| EXERCISE TASK |
Please output the lines shown below exactly as they appear.

| TASK INPUTS |
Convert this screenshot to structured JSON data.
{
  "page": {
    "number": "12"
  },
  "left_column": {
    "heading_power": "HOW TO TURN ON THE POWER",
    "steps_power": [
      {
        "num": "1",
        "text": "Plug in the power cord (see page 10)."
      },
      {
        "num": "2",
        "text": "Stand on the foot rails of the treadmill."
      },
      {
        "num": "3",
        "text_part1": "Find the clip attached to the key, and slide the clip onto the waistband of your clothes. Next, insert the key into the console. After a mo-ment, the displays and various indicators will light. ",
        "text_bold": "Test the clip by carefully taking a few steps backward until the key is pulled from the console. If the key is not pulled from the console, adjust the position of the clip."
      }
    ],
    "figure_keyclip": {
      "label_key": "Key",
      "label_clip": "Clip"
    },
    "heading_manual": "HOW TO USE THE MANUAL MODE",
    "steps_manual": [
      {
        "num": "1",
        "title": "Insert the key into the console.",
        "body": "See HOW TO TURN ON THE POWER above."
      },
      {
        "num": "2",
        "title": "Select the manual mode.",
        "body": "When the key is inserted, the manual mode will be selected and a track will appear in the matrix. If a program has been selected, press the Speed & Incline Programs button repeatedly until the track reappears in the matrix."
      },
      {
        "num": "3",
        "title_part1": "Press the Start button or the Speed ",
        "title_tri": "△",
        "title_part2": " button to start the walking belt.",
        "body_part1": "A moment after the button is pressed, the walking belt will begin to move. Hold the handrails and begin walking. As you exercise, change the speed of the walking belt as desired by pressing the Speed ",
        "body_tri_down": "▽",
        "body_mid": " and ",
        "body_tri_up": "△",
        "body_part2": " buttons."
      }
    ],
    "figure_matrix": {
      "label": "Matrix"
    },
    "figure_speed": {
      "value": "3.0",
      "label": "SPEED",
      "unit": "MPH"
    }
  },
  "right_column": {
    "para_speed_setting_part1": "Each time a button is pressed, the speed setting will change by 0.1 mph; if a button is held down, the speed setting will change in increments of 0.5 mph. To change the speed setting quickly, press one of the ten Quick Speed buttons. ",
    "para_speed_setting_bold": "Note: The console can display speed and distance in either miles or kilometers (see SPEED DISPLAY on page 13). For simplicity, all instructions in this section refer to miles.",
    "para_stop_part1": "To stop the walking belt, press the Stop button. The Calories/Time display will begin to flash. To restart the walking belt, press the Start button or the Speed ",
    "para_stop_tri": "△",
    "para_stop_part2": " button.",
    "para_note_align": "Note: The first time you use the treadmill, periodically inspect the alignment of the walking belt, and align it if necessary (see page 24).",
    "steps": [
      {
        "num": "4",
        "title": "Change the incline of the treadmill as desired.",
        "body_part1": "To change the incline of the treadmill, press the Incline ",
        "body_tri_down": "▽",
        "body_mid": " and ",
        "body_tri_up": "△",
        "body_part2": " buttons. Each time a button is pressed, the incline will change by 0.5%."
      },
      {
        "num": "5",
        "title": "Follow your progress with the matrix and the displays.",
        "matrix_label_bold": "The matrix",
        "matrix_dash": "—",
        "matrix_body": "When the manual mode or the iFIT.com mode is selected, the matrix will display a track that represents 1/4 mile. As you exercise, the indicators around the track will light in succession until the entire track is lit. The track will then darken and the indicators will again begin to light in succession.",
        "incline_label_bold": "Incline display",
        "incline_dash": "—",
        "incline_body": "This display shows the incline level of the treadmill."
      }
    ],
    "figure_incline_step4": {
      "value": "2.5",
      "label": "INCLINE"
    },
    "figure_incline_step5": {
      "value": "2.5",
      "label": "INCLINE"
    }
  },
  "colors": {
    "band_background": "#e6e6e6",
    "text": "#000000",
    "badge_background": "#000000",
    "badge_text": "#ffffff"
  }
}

| SOLUTION TO THE PROBLEM |
Convert this screenshot to structured JSON data.
{
  "page": {
    "number": "12"
  },
  "left_column": {
    "heading_power": "HOW TO TURN ON THE POWER",
    "steps_power": [
      {
        "num": "1",
        "text": "Plug in the power cord (see page 10)."
      },
      {
        "num": "2",
        "text": "Stand on the foot rails of the treadmill."
      },
      {
        "num": "3",
        "text_part1": "Find the clip attached to the key, and slide the clip onto the waistband of your clothes. Next, insert the key into the console. After a mo-ment, the displays and various indicators will light. ",
        "text_bold": "Test the clip by carefully taking a few steps backward until the key is pulled from the console. If the key is not pulled from the console, adjust the position of the clip."
      }
    ],
    "figure_keyclip": {
      "label_key": "Key",
      "label_clip": "Clip"
    },
    "heading_manual": "HOW TO USE THE MANUAL MODE",
    "steps_manual": [
      {
        "num": "1",
        "title": "Insert the key into the console.",
        "body": "See HOW TO TURN ON THE POWER above."
      },
      {
        "num": "2",
        "title": "Select the manual mode.",
        "body": "When the key is inserted, the manual mode will be selected and a track will appear in the matrix. If a program has been selected, press the Speed & Incline Programs button repeatedly until the track reappears in the matrix."
      },
      {
        "num": "3",
        "title_part1": "Press the Start button or the Speed ",
        "title_tri": "△",
        "title_part2": " button to start the walking belt.",
        "body_part1": "A moment after the button is pressed, the walking belt will begin to move. Hold the handrails and begin walking. As you exercise, change the speed of the walking belt as desired by pressing the Speed ",
        "body_tri_down": "▽",
        "body_mid": " and ",
        "body_tri_up": "△",
        "body_part2": " buttons."
      }
    ],
    "figure_matrix": {
      "label": "Matrix"
    },
    "figure_speed": {
      "value": "3.0",
      "label": "SPEED",
      "unit": "MPH"
    }
  },
  "right_column": {
    "para_speed_setting_part1": "Each time a button is pressed, the speed setting will change by 0.1 mph; if a button is held down, the speed setting will change in increments of 0.5 mph. To change the speed setting quickly, press one of the ten Quick Speed buttons. ",
    "para_speed_setting_bold": "Note: The console can display speed and distance in either miles or kilometers (see SPEED DISPLAY on page 13). For simplicity, all instructions in this section refer to miles.",
    "para_stop_part1": "To stop the walking belt, press the Stop button. The Calories/Time display will begin to flash. To restart the walking belt, press the Start button or the Speed ",
    "para_stop_tri": "△",
    "para_stop_part2": " button.",
    "para_note_align": "Note: The first time you use the treadmill, periodically inspect the alignment of the walking belt, and align it if necessary (see page 24).",
    "steps": [
      {
        "num": "4",
        "title": "Change the incline of the treadmill as desired.",
        "body_part1": "To change the incline of the treadmill, press the Incline ",
        "body_tri_down": "▽",
        "body_mid": " and ",
        "body_tri_up": "△",
        "body_part2": " buttons. Each time a button is pressed, the incline will change by 0.5%."
      },
      {
        "num": "5",
        "title": "Follow your progress with the matrix and the displays.",
        "matrix_label_bold": "The matrix",
        "matrix_dash": "—",
        "matrix_body": "When the manual mode or the iFIT.com mode is selected, the matrix will display a track that represents 1/4 mile. As you exercise, the indicators around the track will light in succession until the entire track is lit. The track will then darken and the indicators will again begin to light in succession.",
        "incline_label_bold": "Incline display",
        "incline_dash": "—",
        "incline_body": "This display shows the incline level of the treadmill."
      }
    ],
    "figure_incline_step4": {
      "value": "2.5",
      "label": "INCLINE"
    },
    "figure_incline_step5": {
      "value": "2.5",
      "label": "INCLINE"
    }
  },
  "colors": {
    "band_background": "#e6e6e6",
    "text": "#000000",
    "badge_background": "#000000",
    "badge_text": "#ffffff"
  }
}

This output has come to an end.